§ **WRITTEN PROBLEM**
Gather up all lines that carry the word "Евгений".

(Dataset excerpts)
------------------------------------
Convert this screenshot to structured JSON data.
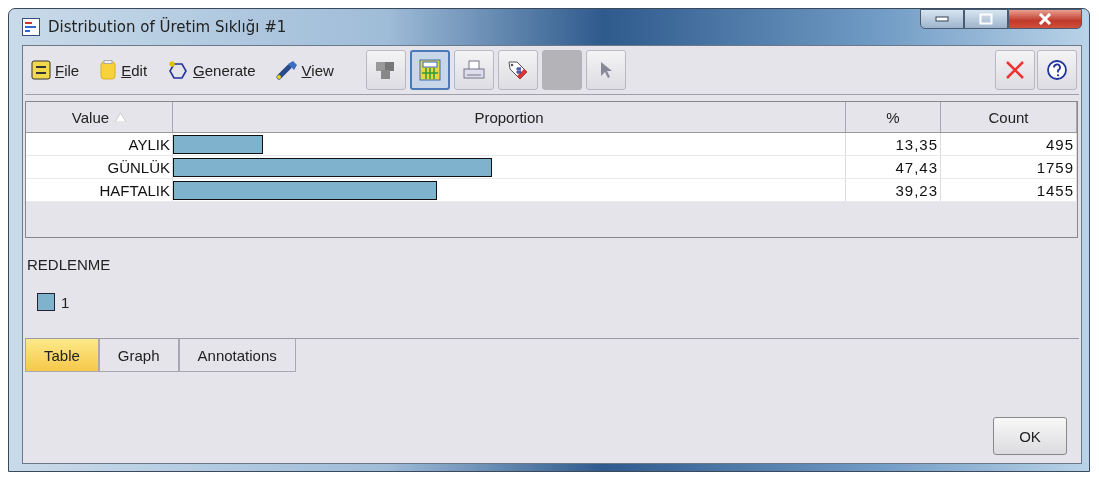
{
  "window": {
    "title": "Distribution of Üretim Sıklığı #1"
  },
  "menu": [
    {
      "kind": "file",
      "label": "File"
    },
    {
      "kind": "edit",
      "label": "Edit"
    },
    {
      "kind": "generate",
      "label": "Generate"
    },
    {
      "kind": "view",
      "label": "View"
    }
  ],
  "toolbar": [
    {
      "kind": "layers",
      "selected": false
    },
    {
      "kind": "table",
      "selected": true
    },
    {
      "kind": "print",
      "selected": false
    },
    {
      "kind": "tag",
      "selected": false
    },
    {
      "kind": "blank",
      "selected": false
    },
    {
      "kind": "pointer",
      "selected": false
    }
  ],
  "table": {
    "columns": [
      {
        "label": "Value",
        "sorted": true
      },
      {
        "label": "Proportion",
        "sorted": false
      },
      {
        "label": "%",
        "sorted": false
      },
      {
        "label": "Count",
        "sorted": false
      }
    ],
    "rows": [
      {
        "value": "AYLIK",
        "level": 0.1335,
        "percent": "13,35",
        "count": "495"
      },
      {
        "value": "GÜNLÜK",
        "level": 0.4743,
        "percent": "47,43",
        "count": "1759"
      },
      {
        "value": "HAFTALIK",
        "level": 0.3923,
        "percent": "39,23",
        "count": "1455"
      }
    ]
  },
  "legend": {
    "title": "REDLENME",
    "items": [
      {
        "label": "1",
        "color": "#7fb3cd"
      }
    ]
  },
  "tabs": [
    {
      "label": "Table",
      "selected": true
    },
    {
      "label": "Graph",
      "selected": false
    },
    {
      "label": "Annotations",
      "selected": false
    }
  ],
  "buttons": [
    "OK"
  ]
}
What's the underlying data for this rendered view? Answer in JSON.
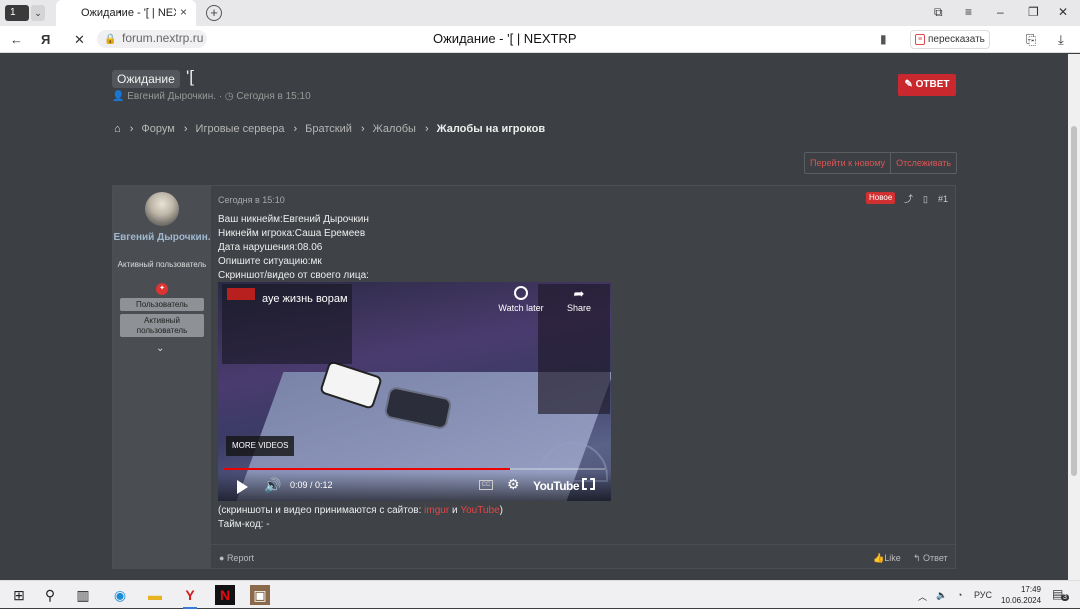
{
  "browser": {
    "tab_counter": "1",
    "tab_title": "Ожидание - '[ | NEXTRP",
    "url": "forum.nextrp.ru",
    "page_title": "Ожидание - '[ | NEXTRP",
    "retell_label": "пересказать"
  },
  "thread": {
    "prefix": "Ожидание",
    "title": "'[",
    "author": "Евгений Дырочкин.",
    "date": "Сегодня в 15:10",
    "reply_label": "ОТВЕТ"
  },
  "breadcrumbs": [
    "Форум",
    "Игровые сервера",
    "Братский",
    "Жалобы",
    "Жалобы на игроков"
  ],
  "actions": {
    "go_new": "Перейти к новому",
    "watch": "Отслеживать"
  },
  "user": {
    "name": "Евгений Дырочкин.",
    "title": "Активный пользователь",
    "banner1": "Пользователь",
    "banner2": "Активный пользователь"
  },
  "post": {
    "date": "Сегодня в 15:10",
    "new_badge": "Новое",
    "number": "#1",
    "lines": [
      "Ваш никнейм:Евгений Дырочкин",
      "Никнейм игрока:Саша Еремеев",
      "Дата нарушения:08.06",
      "Опишите ситуацию:мк",
      "Скриншот/видео от своего лица:"
    ],
    "after_prefix": "(скриншоты и видео принимаются с сайтов: ",
    "link_imgur": "imgur",
    "and_word": " и ",
    "link_youtube": "YouTube",
    "after_suffix": ")",
    "timecode": "Тайм-код: -",
    "report": "Report",
    "like": "Like",
    "answer": "Ответ"
  },
  "video": {
    "title": "ауе жизнь ворам",
    "watch_later": "Watch later",
    "share": "Share",
    "more_videos": "MORE VIDEOS",
    "time": "0:09 / 0:12",
    "brand": "YouTube",
    "progress": 0.75
  },
  "taskbar": {
    "lang": "РУС",
    "time": "17:49",
    "date": "10.06.2024",
    "notif_count": "3"
  }
}
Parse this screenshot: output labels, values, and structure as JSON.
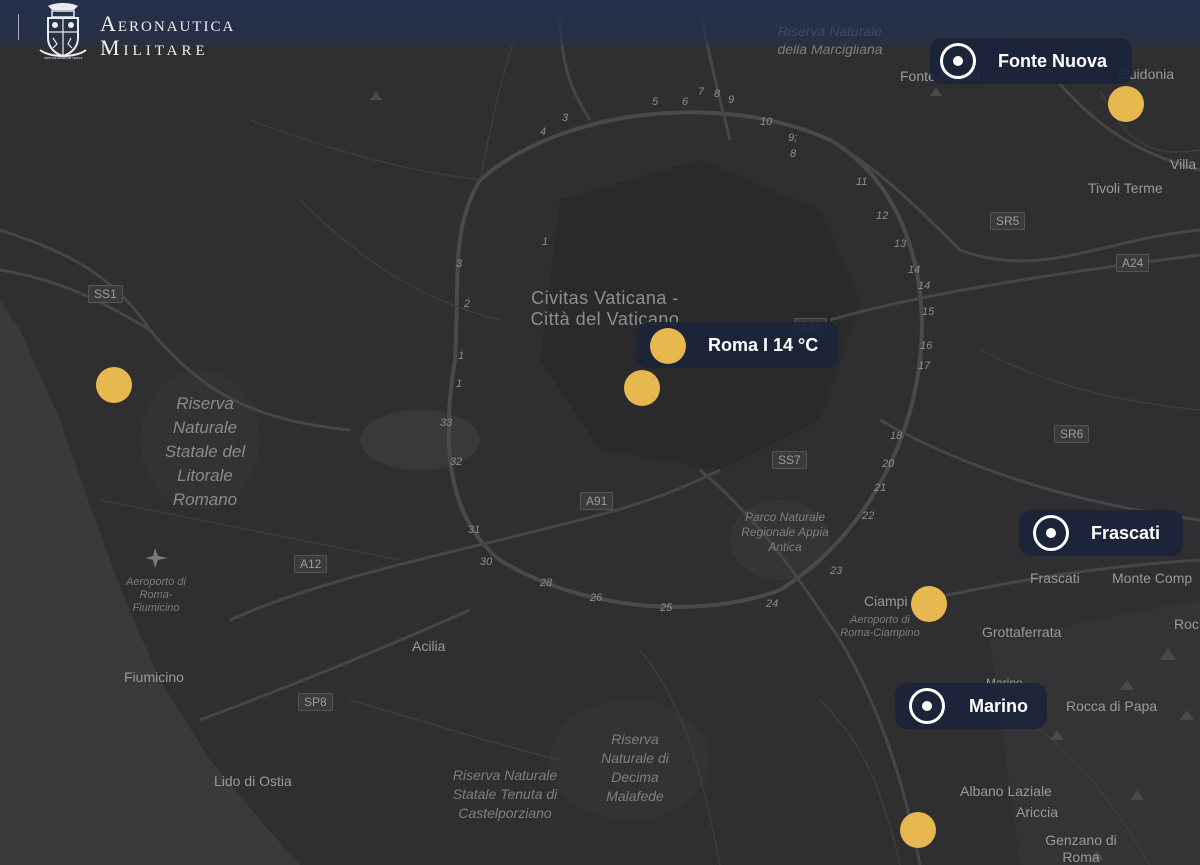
{
  "brand": {
    "logo_line1": "Aeronautica",
    "logo_line2": "Militare",
    "crest_text": "VIRTUTE SIDERUM TENUS"
  },
  "colors": {
    "marker_yellow": "#e7b84f",
    "pill_navy": "#1b243a",
    "map_bg": "#2e2e30",
    "sea": "#3a3a3c"
  },
  "locations": [
    {
      "label": "Fonte Nuova",
      "icon": "target-icon"
    },
    {
      "label": "Roma I 14 °C",
      "icon": "weather-dot"
    },
    {
      "label": "Frascati",
      "icon": "target-icon"
    },
    {
      "label": "Marino",
      "icon": "target-icon"
    }
  ],
  "map_labels": {
    "vatican": "Civitas Vaticana - Città del Vaticano",
    "riserva_litorale": "Riserva Naturale Statale del Litorale Romano",
    "riserva_marcigliana": "Riserva Naturale della Marcigliana",
    "parco_appia": "Parco Naturale Regionale Appia Antica",
    "riserva_decima": "Riserva Naturale di Decima Malafede",
    "riserva_castelporziano": "Riserva Naturale Statale Tenuta di Castelporziano",
    "airport_fiumicino": "Aeroporto di Roma-Fiumicino",
    "airport_ciampino": "Aeroporto di Roma-Ciampino",
    "towns": {
      "fonte_nuova_map": "Fonte Nuova",
      "guidonia": "Guidonia",
      "villa": "Villa",
      "tivoli_terme": "Tivoli Terme",
      "frascati": "Frascati",
      "monte_compatri": "Monte Comp",
      "rocca": "Roc",
      "ciampino": "Ciampi",
      "grottaferrata": "Grottaferrata",
      "marino_map": "Marino",
      "rocca_di_papa": "Rocca di Papa",
      "albano": "Albano Laziale",
      "ariccia": "Ariccia",
      "genzano": "Genzano di Roma",
      "acilia": "Acilia",
      "fiumicino": "Fiumicino",
      "lido_ostia": "Lido di Ostia"
    },
    "roads": {
      "ss1": "SS1",
      "sr5": "SR5",
      "a24_east": "A24",
      "a24_center": "A24",
      "sr6": "SR6",
      "ss7": "SS7",
      "a91": "A91",
      "a12": "A12",
      "sp8": "SP8",
      "top": "SS3"
    },
    "exits": [
      "3",
      "4",
      "5",
      "6",
      "7",
      "8",
      "9",
      "10",
      "9;",
      "8",
      "11",
      "12",
      "13",
      "14",
      "14",
      "15",
      "16",
      "17",
      "18",
      "20",
      "21",
      "22",
      "23",
      "24",
      "25",
      "26",
      "28",
      "30",
      "31",
      "32",
      "33",
      "1",
      "1",
      "2",
      "3",
      "1"
    ]
  }
}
------------------------------------
§ **EXERCISE ANSWER**
    "author": "Евгений Дырочкин.",
    "name": "Евгений Дырочкин.",
      "Ваш никнейм:Евгений Дырочкин",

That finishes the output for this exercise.